### To be done
Copy every line in which the string "favorite" occurs.
** BEGIN **
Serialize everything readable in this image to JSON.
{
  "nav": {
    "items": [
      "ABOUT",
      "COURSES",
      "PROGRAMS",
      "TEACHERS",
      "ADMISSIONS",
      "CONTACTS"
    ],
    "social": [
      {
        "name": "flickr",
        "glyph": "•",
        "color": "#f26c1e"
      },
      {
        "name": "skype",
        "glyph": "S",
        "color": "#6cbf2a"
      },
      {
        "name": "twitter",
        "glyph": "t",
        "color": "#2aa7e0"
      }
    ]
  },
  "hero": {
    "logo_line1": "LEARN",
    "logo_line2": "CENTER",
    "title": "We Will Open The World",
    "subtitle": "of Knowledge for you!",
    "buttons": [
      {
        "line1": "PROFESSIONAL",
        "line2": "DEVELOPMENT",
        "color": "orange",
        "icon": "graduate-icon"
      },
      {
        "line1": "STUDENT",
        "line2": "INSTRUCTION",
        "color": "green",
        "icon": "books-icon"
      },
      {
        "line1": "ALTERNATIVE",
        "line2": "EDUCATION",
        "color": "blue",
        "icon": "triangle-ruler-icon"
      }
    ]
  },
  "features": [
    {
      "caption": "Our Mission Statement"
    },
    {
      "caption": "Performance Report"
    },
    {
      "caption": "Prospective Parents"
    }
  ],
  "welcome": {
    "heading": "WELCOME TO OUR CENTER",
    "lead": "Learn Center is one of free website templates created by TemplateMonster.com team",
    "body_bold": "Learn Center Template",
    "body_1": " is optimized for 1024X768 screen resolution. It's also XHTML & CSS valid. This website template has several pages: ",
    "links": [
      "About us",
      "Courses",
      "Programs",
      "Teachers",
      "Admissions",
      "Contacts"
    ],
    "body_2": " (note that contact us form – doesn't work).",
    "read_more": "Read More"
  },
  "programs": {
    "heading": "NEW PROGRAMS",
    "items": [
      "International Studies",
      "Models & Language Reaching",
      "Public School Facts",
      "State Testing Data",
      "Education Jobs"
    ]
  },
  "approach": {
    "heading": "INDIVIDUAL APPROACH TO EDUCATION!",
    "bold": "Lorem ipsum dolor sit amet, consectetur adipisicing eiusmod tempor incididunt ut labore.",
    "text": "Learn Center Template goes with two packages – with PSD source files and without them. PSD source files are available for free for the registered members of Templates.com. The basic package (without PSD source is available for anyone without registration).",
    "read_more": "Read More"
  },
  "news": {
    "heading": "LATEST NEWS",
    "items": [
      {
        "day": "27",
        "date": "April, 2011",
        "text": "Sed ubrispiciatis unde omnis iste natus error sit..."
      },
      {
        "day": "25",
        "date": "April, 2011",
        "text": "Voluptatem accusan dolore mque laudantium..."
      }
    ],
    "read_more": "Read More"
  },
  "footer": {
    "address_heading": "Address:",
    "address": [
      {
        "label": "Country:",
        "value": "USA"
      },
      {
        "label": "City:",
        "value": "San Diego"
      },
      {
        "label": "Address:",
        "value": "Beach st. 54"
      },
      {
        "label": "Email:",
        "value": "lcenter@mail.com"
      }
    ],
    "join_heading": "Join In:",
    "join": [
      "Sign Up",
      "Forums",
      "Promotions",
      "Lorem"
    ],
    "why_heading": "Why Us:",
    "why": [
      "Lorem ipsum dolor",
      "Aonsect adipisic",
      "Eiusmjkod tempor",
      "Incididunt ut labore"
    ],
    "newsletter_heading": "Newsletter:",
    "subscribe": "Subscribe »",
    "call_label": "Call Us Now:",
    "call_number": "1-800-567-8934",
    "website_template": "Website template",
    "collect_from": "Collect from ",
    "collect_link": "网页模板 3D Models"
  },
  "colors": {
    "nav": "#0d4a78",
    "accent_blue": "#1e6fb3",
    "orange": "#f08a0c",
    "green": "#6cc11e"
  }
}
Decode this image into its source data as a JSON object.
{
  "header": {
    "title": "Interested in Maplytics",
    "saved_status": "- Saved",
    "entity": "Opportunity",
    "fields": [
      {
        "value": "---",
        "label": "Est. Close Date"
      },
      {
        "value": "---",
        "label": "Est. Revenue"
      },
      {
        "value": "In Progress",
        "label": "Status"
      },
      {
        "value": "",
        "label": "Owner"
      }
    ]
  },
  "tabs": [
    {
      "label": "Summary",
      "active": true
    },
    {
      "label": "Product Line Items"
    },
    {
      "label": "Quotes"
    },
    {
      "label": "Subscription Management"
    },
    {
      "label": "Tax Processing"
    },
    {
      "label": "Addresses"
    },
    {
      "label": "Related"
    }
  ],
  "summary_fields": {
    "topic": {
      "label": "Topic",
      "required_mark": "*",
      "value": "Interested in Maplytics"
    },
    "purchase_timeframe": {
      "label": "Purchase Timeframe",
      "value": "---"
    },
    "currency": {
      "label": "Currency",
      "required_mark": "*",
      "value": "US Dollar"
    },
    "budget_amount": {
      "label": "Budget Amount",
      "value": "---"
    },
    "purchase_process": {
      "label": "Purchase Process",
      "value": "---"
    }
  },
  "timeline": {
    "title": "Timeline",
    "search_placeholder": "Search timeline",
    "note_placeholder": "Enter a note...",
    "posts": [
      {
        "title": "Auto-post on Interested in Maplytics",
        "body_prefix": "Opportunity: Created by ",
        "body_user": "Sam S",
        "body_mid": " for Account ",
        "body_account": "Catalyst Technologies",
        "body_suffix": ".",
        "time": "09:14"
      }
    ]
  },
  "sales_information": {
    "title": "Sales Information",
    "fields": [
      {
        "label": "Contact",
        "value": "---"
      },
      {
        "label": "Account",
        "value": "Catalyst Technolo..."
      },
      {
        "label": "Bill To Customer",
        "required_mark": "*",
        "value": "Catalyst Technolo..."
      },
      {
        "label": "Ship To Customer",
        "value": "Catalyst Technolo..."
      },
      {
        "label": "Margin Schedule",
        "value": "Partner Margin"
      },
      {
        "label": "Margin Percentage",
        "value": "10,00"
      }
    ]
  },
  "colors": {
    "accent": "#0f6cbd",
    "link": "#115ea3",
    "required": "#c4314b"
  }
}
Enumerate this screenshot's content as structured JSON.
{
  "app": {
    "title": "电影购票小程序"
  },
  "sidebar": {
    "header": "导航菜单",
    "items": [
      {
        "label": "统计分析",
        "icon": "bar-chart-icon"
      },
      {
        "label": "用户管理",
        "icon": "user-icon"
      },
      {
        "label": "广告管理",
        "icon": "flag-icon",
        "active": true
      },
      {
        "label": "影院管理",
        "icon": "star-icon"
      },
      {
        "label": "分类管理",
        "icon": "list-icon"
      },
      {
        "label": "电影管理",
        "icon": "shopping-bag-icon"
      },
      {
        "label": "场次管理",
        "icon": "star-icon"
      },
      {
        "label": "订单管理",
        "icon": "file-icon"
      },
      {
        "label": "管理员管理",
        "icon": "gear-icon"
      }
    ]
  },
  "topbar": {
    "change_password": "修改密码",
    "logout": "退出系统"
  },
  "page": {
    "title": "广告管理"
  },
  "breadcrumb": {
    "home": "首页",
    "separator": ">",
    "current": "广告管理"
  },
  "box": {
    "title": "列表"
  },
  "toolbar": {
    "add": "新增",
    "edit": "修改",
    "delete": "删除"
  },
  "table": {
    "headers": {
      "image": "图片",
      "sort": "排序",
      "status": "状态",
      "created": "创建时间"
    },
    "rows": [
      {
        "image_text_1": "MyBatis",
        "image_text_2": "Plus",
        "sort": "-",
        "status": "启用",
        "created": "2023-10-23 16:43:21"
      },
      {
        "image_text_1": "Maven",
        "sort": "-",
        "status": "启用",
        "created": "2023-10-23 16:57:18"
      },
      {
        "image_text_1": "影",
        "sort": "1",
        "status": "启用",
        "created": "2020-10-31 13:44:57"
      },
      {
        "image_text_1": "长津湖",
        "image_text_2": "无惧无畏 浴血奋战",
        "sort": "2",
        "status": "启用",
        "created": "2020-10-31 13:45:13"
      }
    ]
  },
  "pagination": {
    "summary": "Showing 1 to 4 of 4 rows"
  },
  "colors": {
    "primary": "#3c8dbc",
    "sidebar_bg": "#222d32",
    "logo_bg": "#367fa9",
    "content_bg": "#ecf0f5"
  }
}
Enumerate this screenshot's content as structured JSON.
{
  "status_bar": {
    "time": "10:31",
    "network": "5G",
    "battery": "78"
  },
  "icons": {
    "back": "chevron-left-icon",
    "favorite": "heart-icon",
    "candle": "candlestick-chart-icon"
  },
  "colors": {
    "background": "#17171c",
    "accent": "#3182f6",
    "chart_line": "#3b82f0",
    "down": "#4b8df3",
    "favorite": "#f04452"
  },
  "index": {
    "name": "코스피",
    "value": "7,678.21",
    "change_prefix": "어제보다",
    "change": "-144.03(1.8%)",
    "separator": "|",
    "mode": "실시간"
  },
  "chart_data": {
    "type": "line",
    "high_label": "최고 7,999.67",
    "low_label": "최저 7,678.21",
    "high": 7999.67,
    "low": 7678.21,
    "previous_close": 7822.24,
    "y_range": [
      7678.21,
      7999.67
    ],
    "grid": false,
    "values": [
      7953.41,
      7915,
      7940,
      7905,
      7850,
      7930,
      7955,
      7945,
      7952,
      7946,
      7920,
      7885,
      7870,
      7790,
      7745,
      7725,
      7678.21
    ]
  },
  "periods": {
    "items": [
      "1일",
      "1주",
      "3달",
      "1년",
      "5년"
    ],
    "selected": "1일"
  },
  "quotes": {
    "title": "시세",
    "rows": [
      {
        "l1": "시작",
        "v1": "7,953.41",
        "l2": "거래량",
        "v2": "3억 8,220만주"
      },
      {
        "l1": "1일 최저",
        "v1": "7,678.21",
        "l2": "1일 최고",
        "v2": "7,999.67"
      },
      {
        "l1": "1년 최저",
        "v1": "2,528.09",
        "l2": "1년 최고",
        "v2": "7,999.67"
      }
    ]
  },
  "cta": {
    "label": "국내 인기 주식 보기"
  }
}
** END **
### Solution for this problem
    "favorite": "heart-icon",
    "favorite": "#f04452"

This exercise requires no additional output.